What you should do:
Output each line exactly as it appears, skipping any embedded picture.

Information provided:
++++++++++

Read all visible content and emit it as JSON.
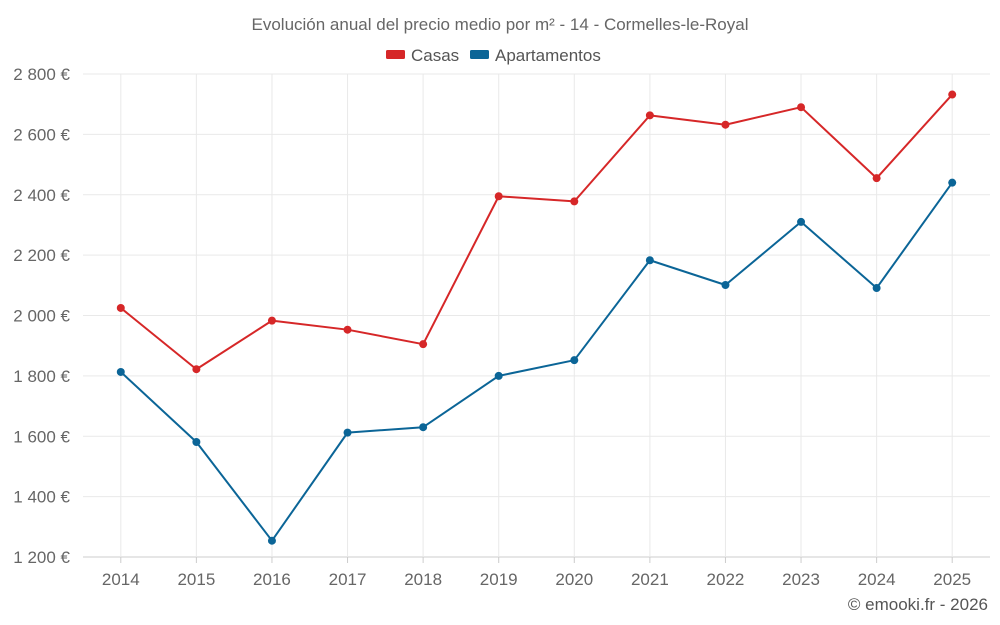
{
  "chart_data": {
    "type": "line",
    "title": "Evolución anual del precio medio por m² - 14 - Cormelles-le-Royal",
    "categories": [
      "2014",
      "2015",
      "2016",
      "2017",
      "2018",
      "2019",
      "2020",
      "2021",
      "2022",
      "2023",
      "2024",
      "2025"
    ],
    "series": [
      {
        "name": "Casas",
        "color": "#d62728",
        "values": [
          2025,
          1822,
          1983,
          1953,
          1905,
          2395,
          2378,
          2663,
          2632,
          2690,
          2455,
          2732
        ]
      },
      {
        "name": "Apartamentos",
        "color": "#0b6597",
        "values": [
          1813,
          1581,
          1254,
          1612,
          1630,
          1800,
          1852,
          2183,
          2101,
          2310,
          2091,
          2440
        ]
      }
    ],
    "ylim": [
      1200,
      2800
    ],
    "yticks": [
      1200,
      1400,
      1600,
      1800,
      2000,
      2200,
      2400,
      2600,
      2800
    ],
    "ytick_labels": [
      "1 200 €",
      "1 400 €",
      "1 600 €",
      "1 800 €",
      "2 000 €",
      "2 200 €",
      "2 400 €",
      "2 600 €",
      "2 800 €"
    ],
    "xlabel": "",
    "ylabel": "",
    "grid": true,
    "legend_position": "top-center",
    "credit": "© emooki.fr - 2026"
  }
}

++++++++++

Worked solution:
Read all visible content and emit it as JSON.
{
  "chart_data": {
    "type": "line",
    "title": "Evolución anual del precio medio por m² - 14 - Cormelles-le-Royal",
    "categories": [
      "2014",
      "2015",
      "2016",
      "2017",
      "2018",
      "2019",
      "2020",
      "2021",
      "2022",
      "2023",
      "2024",
      "2025"
    ],
    "series": [
      {
        "name": "Casas",
        "color": "#d62728",
        "values": [
          2025,
          1822,
          1983,
          1953,
          1905,
          2395,
          2378,
          2663,
          2632,
          2690,
          2455,
          2732
        ]
      },
      {
        "name": "Apartamentos",
        "color": "#0b6597",
        "values": [
          1813,
          1581,
          1254,
          1612,
          1630,
          1800,
          1852,
          2183,
          2101,
          2310,
          2091,
          2440
        ]
      }
    ],
    "ylim": [
      1200,
      2800
    ],
    "yticks": [
      1200,
      1400,
      1600,
      1800,
      2000,
      2200,
      2400,
      2600,
      2800
    ],
    "ytick_labels": [
      "1 200 €",
      "1 400 €",
      "1 600 €",
      "1 800 €",
      "2 000 €",
      "2 200 €",
      "2 400 €",
      "2 600 €",
      "2 800 €"
    ],
    "xlabel": "",
    "ylabel": "",
    "grid": true,
    "legend_position": "top-center",
    "credit": "© emooki.fr - 2026"
  }
}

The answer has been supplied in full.